Exercise objective: What is the number of lines in the entries that include the word "loose"? Respond with the number only.

━━ Material for this exercise ━━

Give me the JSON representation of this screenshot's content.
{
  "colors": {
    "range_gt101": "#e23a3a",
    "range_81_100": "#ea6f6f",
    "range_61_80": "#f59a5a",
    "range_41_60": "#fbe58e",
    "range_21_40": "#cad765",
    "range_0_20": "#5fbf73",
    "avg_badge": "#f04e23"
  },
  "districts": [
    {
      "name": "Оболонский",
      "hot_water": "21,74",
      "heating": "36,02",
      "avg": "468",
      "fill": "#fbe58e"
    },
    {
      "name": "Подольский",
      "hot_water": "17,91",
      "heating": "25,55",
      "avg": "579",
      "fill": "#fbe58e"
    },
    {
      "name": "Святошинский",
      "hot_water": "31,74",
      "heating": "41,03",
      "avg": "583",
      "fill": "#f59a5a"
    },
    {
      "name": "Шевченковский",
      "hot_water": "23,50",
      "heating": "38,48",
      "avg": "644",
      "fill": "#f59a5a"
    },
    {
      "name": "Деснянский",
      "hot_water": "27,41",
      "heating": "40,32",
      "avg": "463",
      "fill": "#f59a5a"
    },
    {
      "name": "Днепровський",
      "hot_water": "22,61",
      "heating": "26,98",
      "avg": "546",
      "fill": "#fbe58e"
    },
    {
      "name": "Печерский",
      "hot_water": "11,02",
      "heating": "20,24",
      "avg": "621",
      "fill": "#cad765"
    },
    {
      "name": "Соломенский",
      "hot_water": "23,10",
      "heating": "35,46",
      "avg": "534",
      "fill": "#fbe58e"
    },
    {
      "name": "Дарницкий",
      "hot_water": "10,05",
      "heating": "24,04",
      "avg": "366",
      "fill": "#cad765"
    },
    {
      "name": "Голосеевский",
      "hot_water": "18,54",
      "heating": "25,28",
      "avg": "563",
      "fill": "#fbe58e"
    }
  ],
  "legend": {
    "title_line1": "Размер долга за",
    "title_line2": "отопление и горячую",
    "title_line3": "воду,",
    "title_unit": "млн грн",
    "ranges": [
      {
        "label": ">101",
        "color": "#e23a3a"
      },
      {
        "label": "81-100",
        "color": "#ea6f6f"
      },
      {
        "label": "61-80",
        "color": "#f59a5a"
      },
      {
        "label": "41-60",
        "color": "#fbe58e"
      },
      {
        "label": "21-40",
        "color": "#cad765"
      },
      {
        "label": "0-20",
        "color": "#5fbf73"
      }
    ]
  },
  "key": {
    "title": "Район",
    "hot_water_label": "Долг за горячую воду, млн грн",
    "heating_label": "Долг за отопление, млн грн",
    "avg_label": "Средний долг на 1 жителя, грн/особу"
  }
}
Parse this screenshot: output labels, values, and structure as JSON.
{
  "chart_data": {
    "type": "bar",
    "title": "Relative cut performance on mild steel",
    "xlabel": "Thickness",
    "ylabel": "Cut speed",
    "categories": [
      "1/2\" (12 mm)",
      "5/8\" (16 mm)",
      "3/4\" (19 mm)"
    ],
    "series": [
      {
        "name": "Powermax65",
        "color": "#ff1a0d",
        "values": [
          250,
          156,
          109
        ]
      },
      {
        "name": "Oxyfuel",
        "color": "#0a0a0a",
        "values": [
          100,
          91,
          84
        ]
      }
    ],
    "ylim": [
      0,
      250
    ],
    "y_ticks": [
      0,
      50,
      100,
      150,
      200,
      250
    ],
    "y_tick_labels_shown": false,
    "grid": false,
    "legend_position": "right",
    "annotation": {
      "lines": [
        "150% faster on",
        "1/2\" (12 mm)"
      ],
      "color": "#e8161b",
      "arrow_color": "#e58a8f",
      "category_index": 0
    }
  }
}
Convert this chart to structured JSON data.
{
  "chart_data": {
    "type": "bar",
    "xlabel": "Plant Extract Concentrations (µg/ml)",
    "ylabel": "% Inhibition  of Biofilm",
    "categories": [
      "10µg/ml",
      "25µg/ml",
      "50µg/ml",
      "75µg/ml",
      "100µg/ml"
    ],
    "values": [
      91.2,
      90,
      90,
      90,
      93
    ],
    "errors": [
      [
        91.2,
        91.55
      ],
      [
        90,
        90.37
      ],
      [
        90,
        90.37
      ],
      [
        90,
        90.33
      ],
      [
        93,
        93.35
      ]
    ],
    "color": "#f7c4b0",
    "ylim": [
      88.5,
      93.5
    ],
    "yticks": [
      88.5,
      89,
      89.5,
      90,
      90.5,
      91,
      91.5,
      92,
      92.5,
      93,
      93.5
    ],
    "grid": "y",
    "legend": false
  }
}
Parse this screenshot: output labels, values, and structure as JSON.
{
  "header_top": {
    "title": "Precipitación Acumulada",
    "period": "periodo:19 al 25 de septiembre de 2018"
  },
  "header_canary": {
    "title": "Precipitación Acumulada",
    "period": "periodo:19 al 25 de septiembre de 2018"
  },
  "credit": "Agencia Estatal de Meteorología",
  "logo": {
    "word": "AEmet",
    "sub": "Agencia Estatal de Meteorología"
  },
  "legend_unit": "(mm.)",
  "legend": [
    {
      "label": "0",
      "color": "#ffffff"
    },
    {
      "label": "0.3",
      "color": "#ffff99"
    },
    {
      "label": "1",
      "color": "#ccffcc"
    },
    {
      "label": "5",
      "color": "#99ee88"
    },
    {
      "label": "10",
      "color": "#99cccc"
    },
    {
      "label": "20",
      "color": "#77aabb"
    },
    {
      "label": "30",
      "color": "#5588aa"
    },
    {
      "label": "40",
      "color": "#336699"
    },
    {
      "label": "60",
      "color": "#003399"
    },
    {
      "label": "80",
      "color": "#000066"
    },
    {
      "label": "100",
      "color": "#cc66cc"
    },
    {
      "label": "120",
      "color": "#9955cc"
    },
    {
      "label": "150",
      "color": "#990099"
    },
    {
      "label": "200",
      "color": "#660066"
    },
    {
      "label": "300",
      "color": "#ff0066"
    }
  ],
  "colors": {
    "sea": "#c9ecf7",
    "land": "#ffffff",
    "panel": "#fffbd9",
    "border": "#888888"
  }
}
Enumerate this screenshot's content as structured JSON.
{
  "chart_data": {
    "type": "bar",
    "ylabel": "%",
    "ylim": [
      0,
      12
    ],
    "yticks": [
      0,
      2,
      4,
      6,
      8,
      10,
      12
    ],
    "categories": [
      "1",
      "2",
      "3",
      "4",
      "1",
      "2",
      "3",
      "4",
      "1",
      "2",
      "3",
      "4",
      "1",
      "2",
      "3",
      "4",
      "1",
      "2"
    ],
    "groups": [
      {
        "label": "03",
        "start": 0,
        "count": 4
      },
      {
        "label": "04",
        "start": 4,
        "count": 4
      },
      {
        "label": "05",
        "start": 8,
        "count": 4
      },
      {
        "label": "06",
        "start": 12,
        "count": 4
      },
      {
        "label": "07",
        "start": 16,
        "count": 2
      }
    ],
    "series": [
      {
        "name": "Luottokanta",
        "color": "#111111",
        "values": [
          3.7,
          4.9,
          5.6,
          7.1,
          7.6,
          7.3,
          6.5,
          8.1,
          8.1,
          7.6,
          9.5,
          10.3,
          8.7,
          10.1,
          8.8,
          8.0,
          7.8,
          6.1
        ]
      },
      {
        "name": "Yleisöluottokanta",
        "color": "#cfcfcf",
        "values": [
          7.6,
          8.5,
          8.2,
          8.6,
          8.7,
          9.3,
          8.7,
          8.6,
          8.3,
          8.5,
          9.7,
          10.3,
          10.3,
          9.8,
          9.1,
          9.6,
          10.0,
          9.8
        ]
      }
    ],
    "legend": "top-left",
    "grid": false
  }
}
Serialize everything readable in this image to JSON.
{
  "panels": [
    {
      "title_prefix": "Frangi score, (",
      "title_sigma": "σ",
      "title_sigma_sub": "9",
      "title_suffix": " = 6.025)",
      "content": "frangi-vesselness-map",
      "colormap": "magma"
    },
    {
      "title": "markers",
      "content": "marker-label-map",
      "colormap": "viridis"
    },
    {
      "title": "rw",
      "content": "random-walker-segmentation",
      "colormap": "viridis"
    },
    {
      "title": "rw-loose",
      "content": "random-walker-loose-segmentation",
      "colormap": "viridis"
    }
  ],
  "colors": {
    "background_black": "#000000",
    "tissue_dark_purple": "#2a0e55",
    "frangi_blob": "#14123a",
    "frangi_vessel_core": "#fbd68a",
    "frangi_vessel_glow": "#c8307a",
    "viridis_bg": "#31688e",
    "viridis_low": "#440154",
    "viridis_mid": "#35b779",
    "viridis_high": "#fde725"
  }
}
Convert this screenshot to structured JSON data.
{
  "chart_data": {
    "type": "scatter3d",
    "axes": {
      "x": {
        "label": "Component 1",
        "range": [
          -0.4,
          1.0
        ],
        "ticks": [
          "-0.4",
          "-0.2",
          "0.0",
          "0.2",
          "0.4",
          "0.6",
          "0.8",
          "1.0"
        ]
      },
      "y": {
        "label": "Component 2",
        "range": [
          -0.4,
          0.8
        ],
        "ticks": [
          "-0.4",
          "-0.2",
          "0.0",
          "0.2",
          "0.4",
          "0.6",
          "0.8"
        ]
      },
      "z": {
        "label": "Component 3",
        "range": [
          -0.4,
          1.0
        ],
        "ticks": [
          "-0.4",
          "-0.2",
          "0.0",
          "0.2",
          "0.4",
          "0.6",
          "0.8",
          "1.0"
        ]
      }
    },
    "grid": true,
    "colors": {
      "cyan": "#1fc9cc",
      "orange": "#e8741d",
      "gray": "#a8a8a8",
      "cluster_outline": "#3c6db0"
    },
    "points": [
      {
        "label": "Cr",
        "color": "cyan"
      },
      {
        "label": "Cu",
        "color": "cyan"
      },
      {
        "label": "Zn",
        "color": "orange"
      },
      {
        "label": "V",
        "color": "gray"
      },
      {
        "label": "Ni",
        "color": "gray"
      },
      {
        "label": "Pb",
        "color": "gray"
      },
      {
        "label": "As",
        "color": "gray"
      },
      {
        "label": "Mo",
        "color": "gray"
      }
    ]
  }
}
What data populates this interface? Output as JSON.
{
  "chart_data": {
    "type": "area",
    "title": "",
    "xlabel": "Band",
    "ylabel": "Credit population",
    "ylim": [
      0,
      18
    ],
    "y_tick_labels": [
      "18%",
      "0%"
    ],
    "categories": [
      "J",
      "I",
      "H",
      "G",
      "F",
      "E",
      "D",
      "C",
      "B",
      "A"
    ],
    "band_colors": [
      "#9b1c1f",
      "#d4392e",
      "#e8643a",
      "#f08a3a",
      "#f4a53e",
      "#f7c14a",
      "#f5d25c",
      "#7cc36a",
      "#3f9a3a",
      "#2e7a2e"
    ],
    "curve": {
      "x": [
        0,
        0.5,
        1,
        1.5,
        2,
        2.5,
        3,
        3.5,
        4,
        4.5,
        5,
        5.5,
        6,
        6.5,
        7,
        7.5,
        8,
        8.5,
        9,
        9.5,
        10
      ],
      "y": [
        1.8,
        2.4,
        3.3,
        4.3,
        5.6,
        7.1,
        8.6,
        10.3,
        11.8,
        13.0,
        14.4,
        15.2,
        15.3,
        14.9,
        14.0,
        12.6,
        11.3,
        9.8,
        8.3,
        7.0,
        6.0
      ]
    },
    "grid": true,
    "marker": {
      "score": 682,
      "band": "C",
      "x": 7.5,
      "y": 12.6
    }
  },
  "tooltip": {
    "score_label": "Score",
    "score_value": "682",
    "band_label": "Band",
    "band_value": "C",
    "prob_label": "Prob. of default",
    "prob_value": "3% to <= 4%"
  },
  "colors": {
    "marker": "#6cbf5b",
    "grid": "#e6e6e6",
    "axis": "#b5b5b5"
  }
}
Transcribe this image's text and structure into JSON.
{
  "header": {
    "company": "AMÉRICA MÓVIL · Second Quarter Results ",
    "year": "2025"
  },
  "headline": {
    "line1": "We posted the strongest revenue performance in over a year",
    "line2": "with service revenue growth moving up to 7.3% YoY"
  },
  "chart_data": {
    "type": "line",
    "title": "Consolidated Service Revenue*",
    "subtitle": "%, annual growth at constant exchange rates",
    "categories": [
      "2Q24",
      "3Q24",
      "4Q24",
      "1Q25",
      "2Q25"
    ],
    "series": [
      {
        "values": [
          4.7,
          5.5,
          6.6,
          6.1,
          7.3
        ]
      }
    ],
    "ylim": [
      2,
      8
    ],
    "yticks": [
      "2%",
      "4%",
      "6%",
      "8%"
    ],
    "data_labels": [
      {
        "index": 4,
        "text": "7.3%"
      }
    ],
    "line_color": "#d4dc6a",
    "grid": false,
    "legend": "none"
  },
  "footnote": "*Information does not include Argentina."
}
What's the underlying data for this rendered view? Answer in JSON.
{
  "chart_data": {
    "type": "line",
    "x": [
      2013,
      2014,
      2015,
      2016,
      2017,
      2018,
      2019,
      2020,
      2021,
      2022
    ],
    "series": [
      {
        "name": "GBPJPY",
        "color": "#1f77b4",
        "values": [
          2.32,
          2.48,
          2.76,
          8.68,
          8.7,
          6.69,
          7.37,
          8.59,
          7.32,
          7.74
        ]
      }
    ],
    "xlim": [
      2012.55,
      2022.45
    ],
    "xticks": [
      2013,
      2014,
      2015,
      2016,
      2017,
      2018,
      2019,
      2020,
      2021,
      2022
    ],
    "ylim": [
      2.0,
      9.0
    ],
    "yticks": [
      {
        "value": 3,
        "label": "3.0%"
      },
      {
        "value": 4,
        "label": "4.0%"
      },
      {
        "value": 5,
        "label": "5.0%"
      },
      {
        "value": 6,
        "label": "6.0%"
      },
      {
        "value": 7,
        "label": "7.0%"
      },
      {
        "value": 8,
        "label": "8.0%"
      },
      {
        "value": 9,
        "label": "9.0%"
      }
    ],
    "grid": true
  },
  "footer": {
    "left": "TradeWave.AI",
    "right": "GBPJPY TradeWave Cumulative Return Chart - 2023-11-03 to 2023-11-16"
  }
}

━━━

Right answer: 2